[Annotated region listings]
+---+

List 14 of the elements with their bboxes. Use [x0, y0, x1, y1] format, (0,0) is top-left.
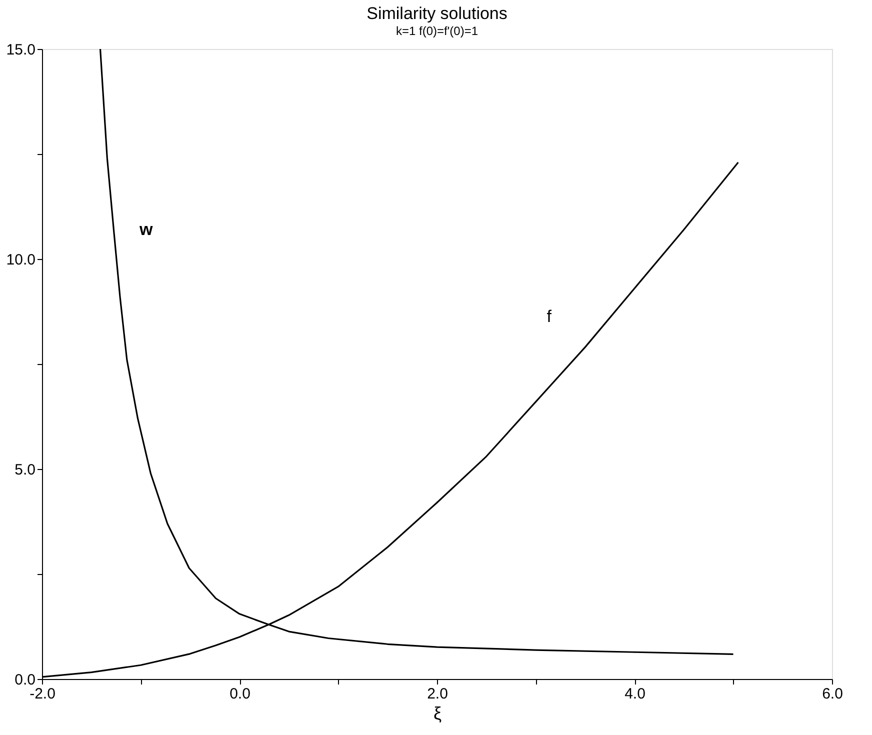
y-tick-label: 5.0 — [14, 462, 36, 478]
y-tick-label: 15.0 — [6, 42, 36, 58]
text: f — [546, 307, 552, 326]
series-label: w — [138, 220, 154, 239]
x-tick-label: 4.0 — [624, 686, 646, 702]
x-axis-title: ξ — [433, 704, 442, 724]
chart-title: Similarity solutions — [366, 4, 508, 23]
x-tick-label: 2.0 — [427, 686, 448, 702]
y-tick-label: 0.0 — [14, 672, 36, 688]
y-tick-label: 10.0 — [6, 252, 36, 268]
x-tick-label: -2.0 — [30, 686, 56, 702]
chart-subtitle: k=1 f(0)=f'(0)=1 — [396, 24, 478, 38]
x-tick-label: 0.0 — [230, 686, 250, 702]
x-tick-label: 6.0 — [822, 686, 843, 702]
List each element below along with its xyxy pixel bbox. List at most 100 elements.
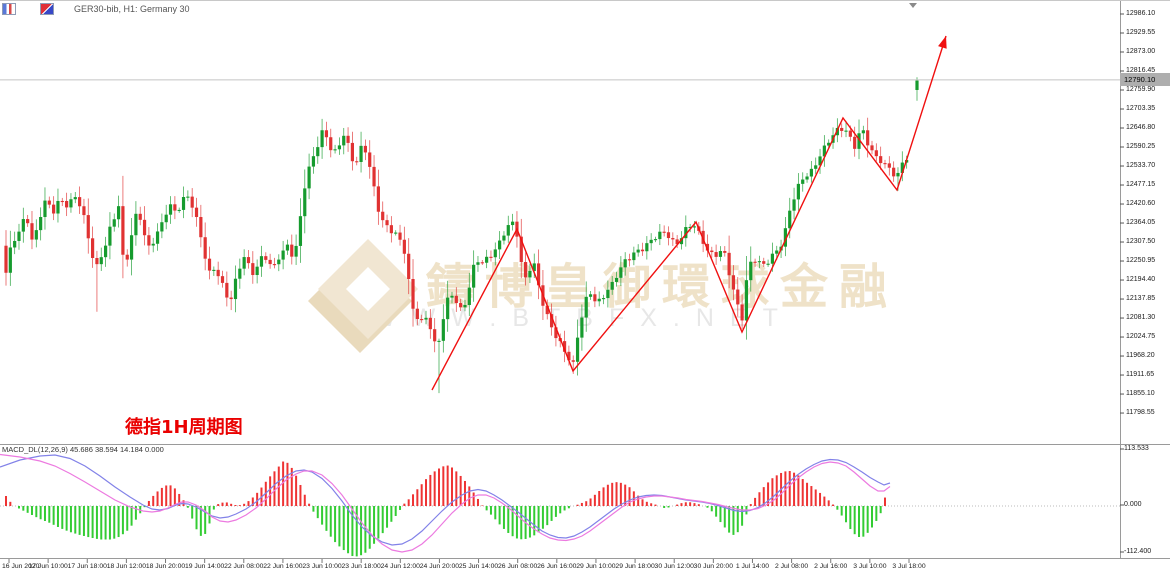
trendline[interactable]	[431, 35, 947, 391]
candle	[866, 130, 870, 146]
macd-bar	[143, 506, 146, 508]
candle	[303, 188, 307, 217]
candle	[640, 249, 645, 252]
candle	[294, 245, 298, 257]
macd-bar	[52, 506, 55, 525]
candle	[766, 263, 770, 265]
macd-bar	[429, 474, 432, 506]
candle	[13, 240, 17, 248]
candle	[844, 130, 848, 132]
time-axis-label: 3 Jul 18:00	[892, 563, 926, 570]
candle	[684, 227, 688, 239]
candle	[82, 206, 86, 216]
candle	[883, 163, 887, 165]
price-axis-label: 12646.80	[1126, 124, 1156, 131]
candle	[229, 297, 233, 300]
macd-bar	[520, 506, 523, 540]
candle	[177, 209, 181, 212]
macd-bar	[165, 485, 168, 506]
candle	[233, 278, 238, 300]
macd-bar	[723, 506, 726, 528]
macd-bar	[741, 506, 744, 526]
macd-bar	[334, 506, 337, 543]
candle	[584, 296, 588, 318]
macd-bar	[186, 506, 189, 508]
candle	[900, 162, 904, 173]
macd-bar	[342, 506, 345, 551]
macd-bar	[117, 506, 120, 538]
macd-bar	[394, 506, 397, 516]
macd-bar	[546, 506, 549, 526]
candle	[653, 239, 658, 241]
macd-bar	[606, 484, 609, 506]
price-axis-label: 12024.75	[1126, 333, 1156, 341]
candle	[736, 289, 740, 305]
candle	[138, 213, 142, 220]
macd-bar	[823, 496, 826, 506]
price-axis-label: 12590.25	[1126, 143, 1156, 150]
macd-bar	[680, 503, 683, 506]
macd-bar	[459, 475, 462, 506]
time-axis-label: 30 Jun 12:00	[654, 563, 694, 570]
price-axis-label: 12533.70	[1126, 162, 1156, 170]
candle	[173, 204, 177, 211]
candle	[489, 256, 493, 258]
chart-shift-marker-icon[interactable]	[909, 3, 917, 8]
candle	[398, 232, 402, 240]
annotation-text-object[interactable]: 德指1H周期图	[125, 417, 243, 438]
time-axis-label: 23 Jun 18:00	[341, 563, 381, 570]
trend-arrowhead[interactable]	[938, 36, 947, 49]
candle	[216, 269, 220, 277]
macd-bar	[754, 497, 757, 506]
candle	[8, 247, 12, 273]
candle	[619, 267, 623, 278]
trendline-object[interactable]	[431, 35, 947, 391]
time-axis-label: 23 Jun 10:00	[302, 563, 342, 570]
macd-bar	[169, 485, 172, 506]
macd-bar	[615, 482, 618, 506]
candle	[896, 172, 900, 177]
candle	[39, 217, 43, 231]
candle	[142, 219, 147, 236]
candle	[822, 145, 826, 157]
candle	[86, 215, 90, 239]
candle	[731, 275, 736, 290]
price-axis-label: 11968.20	[1126, 352, 1155, 360]
candle	[692, 226, 697, 228]
time-axis-label: 22 Jun 16:00	[263, 563, 303, 570]
macd-bar	[416, 489, 419, 506]
candle	[350, 142, 354, 162]
candle	[536, 263, 541, 286]
macd-indicator-label: MACD_DL(12,26,9) 45.686 38.594 14.184 0.…	[2, 445, 164, 454]
macd-bar	[438, 468, 440, 506]
candle	[796, 183, 800, 200]
macd-bar	[347, 506, 350, 554]
candle	[43, 200, 47, 218]
candles	[4, 77, 919, 394]
macd-bar	[199, 506, 202, 536]
candle	[277, 259, 281, 265]
price-axis-label: 12420.60	[1126, 200, 1156, 208]
macd-bar	[489, 506, 492, 515]
candle	[879, 156, 883, 164]
candle	[433, 329, 437, 342]
macd-bar	[628, 487, 631, 506]
candle	[727, 252, 731, 276]
candle	[298, 216, 303, 246]
macd-bar	[247, 501, 250, 506]
candle	[805, 176, 809, 180]
candle	[69, 199, 73, 208]
candle	[316, 147, 320, 157]
candle	[757, 261, 762, 263]
candle	[532, 263, 536, 271]
candle	[389, 225, 393, 234]
time-axis-label: 3 Jul 10:00	[853, 563, 887, 570]
candle	[424, 317, 428, 320]
macd-bar	[87, 506, 90, 538]
macd-bar	[693, 503, 696, 506]
price-axis-label: 12929.55	[1126, 29, 1156, 36]
macd-bar	[238, 505, 241, 506]
macd-bar	[30, 506, 33, 515]
macd-bar	[234, 504, 237, 506]
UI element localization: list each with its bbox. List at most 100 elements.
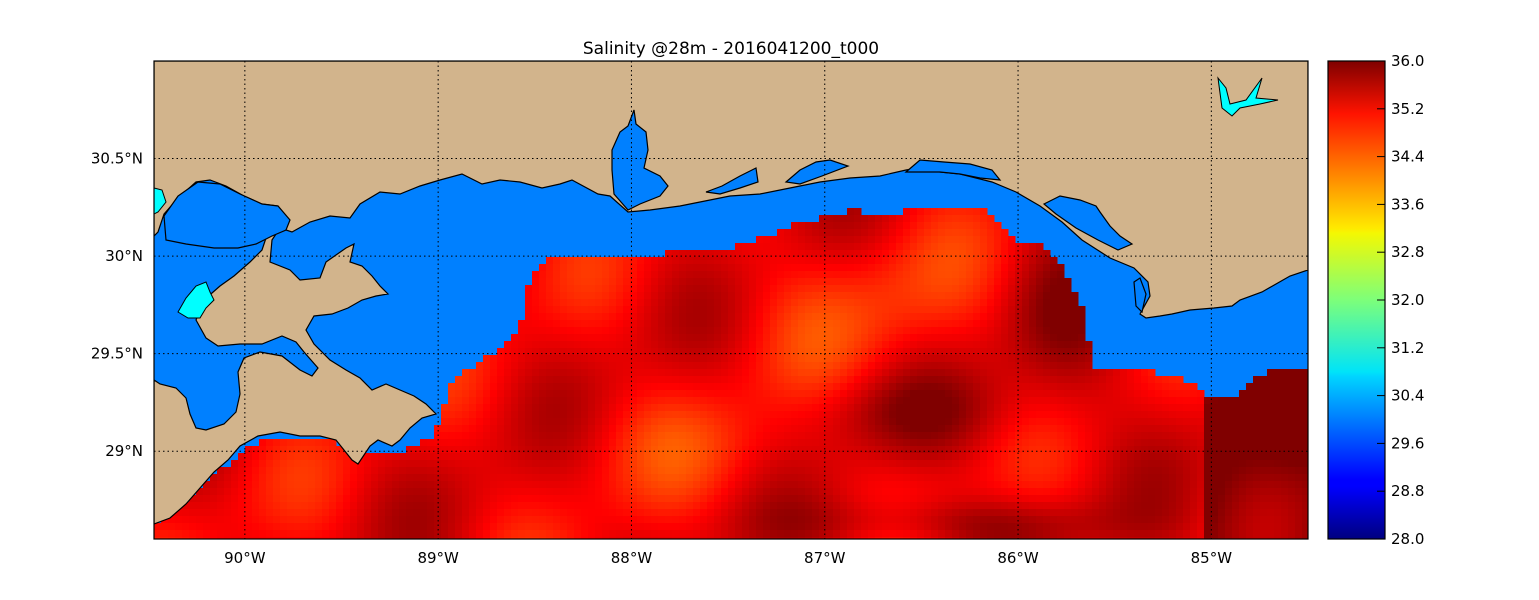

+---+

Please find every line in the listing above that contains the string "object" and copy each one out in full. Matching is case-sensitive.

[Result of this exercise]
annotation-text-object[interactable]: 德指1H周期图	[125, 417, 243, 438]
trendline-object[interactable]	[431, 35, 947, 391]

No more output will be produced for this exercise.